Forms 3, 4, and 5 are the disclosure mechanisms through which Section 16 requirements are fulfilled. Each serves a distinct function in the reporting lifecycle of an insider's ownership position.
Form 3: Initial Statement of Beneficial Ownership
What it is
Form 3 is the initial disclosure that a person files when they first become a company insider. It establishes their ownership baseline — a snapshot of every class of equity securities they own at the moment they cross the insider threshold.
When it is filed
Form 3 must be filed within 10 calendar days of the event that made the person an insider:
- Being appointed as an officer or director
- Acquiring more than 10% beneficial ownership of a registered class of equity
What it contains
Form 3 shows the total number of shares owned at the date of filing, broken down by security class. It does not show any transactions — only the existing ownership position.
Investment significance
Form 3 filings have minimal direct investment significance. They establish a baseline position but carry no information about directional conviction or current market views. A new CFO filing a Form 3 to show their initial equity grant upon joining the company is not making an investment decision — they are completing a legal obligation.
Where Form 3 does matter is for research context. If you are analyzing an insider's Form 4 history and want to understand their full ownership trajectory, Form 3 establishes the starting point. It also tells you when someone became an insider, which is useful for evaluating how much operational knowledge they would have accumulated by the time they make any subsequent purchases.
Form 4: Statement of Changes in Beneficial Ownership
What it is
Form 4 is the primary ongoing disclosure form — the one that appears in investor databases and drives virtually all practical analysis of insider trading activity. It is filed whenever an insider's ownership changes, for any reason.
When it is filed
Form 4 must be filed within two business days of any transaction that changes the insider's beneficial ownership. This tight deadline is intentional — it ensures that material changes in insider positions are promptly disclosed to the public.
##########
Stated exercise
Name every disclosure form mentioned in the passage on Section 16 reporting.

Given entries
##########
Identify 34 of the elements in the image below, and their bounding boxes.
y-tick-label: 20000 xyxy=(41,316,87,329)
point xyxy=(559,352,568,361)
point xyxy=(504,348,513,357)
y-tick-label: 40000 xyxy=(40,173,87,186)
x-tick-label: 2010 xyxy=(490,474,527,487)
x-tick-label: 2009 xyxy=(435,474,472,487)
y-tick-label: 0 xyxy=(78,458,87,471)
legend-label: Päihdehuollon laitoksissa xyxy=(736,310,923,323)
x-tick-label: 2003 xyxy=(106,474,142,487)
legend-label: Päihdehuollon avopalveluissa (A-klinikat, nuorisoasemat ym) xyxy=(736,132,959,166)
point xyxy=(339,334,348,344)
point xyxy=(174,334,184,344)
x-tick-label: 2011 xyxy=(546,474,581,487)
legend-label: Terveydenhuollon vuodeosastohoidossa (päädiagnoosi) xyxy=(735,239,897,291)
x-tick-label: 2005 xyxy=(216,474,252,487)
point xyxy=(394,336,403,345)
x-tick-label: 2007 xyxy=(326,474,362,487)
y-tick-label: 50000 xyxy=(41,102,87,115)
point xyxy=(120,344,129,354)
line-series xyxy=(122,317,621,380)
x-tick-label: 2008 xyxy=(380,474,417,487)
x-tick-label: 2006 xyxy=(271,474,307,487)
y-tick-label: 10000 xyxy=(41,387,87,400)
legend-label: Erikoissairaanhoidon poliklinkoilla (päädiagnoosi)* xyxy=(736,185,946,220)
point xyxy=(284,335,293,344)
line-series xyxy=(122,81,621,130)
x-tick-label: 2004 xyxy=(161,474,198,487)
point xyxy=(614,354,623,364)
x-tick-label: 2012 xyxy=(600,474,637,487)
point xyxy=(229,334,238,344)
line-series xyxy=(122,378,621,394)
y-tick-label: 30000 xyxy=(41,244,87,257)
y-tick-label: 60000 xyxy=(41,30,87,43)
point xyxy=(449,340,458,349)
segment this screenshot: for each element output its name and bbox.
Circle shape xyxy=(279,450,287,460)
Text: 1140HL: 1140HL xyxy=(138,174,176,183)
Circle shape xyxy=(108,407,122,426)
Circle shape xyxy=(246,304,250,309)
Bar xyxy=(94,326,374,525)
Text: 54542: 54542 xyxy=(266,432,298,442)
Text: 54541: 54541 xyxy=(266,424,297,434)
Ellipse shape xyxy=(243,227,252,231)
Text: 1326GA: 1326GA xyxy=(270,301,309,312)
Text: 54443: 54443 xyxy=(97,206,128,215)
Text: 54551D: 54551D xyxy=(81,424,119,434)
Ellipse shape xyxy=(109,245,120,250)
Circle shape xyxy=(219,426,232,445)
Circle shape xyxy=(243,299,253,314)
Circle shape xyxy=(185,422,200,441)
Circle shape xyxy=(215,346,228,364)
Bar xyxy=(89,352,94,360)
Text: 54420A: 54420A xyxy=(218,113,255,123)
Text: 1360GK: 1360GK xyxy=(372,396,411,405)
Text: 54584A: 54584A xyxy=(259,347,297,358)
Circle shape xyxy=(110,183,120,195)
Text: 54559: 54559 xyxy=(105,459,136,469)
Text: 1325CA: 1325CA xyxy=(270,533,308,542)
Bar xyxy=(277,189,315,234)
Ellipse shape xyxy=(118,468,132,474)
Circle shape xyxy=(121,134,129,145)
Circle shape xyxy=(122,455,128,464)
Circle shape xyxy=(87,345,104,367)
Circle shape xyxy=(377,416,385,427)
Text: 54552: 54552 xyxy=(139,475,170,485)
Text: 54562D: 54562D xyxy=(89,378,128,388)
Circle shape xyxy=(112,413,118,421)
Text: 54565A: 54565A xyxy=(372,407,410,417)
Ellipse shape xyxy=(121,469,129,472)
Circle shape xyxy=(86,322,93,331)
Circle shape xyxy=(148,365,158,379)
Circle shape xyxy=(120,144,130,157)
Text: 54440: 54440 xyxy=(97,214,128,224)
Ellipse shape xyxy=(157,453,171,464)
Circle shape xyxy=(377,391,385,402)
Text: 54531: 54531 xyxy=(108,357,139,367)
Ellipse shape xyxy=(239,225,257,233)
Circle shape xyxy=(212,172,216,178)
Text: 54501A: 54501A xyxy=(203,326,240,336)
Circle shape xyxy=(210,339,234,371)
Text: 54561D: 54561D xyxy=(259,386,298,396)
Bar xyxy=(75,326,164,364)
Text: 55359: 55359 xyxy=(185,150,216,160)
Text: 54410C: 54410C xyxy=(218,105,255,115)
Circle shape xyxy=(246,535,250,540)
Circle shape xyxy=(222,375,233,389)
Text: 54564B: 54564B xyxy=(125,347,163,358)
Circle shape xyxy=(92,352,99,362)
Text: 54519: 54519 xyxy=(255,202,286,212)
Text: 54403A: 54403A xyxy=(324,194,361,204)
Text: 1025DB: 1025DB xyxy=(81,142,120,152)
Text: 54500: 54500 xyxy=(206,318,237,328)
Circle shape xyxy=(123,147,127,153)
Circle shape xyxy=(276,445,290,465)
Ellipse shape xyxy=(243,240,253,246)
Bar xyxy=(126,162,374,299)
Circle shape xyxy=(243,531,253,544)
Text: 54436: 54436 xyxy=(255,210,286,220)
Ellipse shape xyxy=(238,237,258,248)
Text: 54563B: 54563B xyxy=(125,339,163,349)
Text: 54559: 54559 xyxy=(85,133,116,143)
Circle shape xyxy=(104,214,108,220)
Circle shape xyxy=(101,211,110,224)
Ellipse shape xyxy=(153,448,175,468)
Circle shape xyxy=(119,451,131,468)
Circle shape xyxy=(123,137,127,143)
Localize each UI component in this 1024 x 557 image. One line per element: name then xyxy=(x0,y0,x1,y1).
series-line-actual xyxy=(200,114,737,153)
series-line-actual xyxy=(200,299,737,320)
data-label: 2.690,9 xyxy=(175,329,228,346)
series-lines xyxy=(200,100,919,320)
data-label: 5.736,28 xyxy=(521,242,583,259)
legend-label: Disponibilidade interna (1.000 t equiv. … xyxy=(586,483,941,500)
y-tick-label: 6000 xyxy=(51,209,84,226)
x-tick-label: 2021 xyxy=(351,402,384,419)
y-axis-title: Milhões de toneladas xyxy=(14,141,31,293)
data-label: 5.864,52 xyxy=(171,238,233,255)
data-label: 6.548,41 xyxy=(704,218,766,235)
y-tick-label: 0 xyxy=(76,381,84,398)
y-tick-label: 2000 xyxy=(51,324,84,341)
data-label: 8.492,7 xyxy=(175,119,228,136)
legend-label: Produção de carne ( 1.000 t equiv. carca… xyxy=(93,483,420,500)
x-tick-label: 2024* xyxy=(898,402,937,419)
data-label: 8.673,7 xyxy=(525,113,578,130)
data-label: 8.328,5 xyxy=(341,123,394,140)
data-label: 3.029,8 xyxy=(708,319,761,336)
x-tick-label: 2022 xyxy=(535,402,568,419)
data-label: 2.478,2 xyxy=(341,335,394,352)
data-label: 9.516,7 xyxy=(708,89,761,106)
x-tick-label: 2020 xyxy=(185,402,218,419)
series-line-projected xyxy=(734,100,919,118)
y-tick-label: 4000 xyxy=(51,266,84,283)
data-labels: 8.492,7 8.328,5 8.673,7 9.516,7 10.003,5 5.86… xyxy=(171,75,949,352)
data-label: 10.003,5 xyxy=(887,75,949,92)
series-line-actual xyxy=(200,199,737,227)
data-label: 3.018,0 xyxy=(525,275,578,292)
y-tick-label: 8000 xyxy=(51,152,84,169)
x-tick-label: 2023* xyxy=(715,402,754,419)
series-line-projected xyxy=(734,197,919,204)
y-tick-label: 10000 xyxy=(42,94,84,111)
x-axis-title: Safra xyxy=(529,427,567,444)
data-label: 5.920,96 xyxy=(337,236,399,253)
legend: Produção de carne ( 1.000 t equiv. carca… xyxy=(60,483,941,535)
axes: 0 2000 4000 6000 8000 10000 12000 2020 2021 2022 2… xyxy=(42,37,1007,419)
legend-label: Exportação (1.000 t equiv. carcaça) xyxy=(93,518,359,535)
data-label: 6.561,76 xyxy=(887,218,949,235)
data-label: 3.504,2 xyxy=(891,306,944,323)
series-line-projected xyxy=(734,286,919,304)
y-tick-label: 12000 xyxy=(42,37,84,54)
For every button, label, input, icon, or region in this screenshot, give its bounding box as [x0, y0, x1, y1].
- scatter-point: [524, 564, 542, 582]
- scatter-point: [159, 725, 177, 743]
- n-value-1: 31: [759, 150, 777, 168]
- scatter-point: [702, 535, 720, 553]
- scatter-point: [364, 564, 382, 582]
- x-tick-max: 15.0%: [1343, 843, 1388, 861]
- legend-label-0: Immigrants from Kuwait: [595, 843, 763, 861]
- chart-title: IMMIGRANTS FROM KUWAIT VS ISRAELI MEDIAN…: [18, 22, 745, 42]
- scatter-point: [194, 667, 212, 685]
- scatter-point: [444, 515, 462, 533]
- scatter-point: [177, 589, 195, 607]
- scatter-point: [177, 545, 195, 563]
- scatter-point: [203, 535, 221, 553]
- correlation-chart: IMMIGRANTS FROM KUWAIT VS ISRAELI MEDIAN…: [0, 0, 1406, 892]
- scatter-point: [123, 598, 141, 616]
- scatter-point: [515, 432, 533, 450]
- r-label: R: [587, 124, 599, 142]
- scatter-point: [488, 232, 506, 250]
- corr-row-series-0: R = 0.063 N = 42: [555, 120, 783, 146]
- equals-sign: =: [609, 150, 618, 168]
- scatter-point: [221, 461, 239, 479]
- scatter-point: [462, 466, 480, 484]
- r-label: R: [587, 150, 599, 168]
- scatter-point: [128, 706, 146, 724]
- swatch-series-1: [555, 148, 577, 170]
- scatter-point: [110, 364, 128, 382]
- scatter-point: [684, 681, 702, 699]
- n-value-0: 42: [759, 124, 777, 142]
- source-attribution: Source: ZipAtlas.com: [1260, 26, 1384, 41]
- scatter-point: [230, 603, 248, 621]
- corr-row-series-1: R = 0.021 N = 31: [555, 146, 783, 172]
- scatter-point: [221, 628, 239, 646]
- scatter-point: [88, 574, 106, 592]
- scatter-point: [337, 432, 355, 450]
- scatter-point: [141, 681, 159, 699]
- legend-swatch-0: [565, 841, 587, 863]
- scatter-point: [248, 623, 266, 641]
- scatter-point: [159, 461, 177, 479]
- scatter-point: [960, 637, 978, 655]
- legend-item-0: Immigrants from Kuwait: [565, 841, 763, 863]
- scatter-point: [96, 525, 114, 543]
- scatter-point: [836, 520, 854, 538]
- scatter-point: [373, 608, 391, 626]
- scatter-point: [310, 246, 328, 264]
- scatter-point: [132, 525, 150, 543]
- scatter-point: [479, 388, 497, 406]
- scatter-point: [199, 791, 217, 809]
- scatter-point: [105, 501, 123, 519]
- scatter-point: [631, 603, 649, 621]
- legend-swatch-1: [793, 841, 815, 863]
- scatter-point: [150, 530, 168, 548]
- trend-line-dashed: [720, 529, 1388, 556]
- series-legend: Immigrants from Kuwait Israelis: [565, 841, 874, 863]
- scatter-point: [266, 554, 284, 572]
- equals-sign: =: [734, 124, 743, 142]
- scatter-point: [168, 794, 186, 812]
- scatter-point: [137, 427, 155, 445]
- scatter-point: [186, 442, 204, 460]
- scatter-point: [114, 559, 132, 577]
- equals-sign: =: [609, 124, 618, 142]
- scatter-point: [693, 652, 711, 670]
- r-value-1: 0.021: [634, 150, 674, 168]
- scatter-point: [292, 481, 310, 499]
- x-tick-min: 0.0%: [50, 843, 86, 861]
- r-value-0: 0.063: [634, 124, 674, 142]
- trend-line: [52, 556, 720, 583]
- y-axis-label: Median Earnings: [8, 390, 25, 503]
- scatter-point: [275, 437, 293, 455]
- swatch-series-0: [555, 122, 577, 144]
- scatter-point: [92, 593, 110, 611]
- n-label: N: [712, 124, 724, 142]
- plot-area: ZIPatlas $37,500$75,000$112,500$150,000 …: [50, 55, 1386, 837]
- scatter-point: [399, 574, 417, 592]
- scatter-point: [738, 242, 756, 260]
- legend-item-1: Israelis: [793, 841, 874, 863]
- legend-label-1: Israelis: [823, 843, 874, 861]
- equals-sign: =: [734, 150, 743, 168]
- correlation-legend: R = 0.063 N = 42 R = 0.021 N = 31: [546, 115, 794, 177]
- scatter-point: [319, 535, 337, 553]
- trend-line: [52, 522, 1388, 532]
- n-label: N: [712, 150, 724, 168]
##########
Exercise result
Form 3, Form 4, Form 5